Extracted data entries
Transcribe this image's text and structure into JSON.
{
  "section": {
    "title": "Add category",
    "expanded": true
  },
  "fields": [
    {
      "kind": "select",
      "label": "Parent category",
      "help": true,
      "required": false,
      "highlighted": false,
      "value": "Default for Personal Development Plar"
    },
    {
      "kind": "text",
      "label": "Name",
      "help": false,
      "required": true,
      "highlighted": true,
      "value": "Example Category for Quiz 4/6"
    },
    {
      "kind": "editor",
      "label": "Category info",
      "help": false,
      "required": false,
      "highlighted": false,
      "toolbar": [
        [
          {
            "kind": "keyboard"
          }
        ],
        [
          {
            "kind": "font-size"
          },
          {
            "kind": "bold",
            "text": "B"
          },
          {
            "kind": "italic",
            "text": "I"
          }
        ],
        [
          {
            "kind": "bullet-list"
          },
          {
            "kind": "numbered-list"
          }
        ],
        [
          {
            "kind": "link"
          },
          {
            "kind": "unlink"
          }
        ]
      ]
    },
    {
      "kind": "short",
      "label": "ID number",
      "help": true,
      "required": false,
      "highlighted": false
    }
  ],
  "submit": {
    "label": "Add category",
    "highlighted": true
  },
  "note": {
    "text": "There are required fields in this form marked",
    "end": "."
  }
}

*Task to complete*
Print all of the entries exactly as they are written.

*Solution for this exercise*
Transcribe this image's text and structure into JSON.
{
  "section": {
    "title": "Add category",
    "expanded": true
  },
  "fields": [
    {
      "kind": "select",
      "label": "Parent category",
      "help": true,
      "required": false,
      "highlighted": false,
      "value": "Default for Personal Development Plar"
    },
    {
      "kind": "text",
      "label": "Name",
      "help": false,
      "required": true,
      "highlighted": true,
      "value": "Example Category for Quiz 4/6"
    },
    {
      "kind": "editor",
      "label": "Category info",
      "help": false,
      "required": false,
      "highlighted": false,
      "toolbar": [
        [
          {
            "kind": "keyboard"
          }
        ],
        [
          {
            "kind": "font-size"
          },
          {
            "kind": "bold",
            "text": "B"
          },
          {
            "kind": "italic",
            "text": "I"
          }
        ],
        [
          {
            "kind": "bullet-list"
          },
          {
            "kind": "numbered-list"
          }
        ],
        [
          {
            "kind": "link"
          },
          {
            "kind": "unlink"
          }
        ]
      ]
    },
    {
      "kind": "short",
      "label": "ID number",
      "help": true,
      "required": false,
      "highlighted": false
    }
  ],
  "submit": {
    "label": "Add category",
    "highlighted": true
  },
  "note": {
    "text": "There are required fields in this form marked",
    "end": "."
  }
}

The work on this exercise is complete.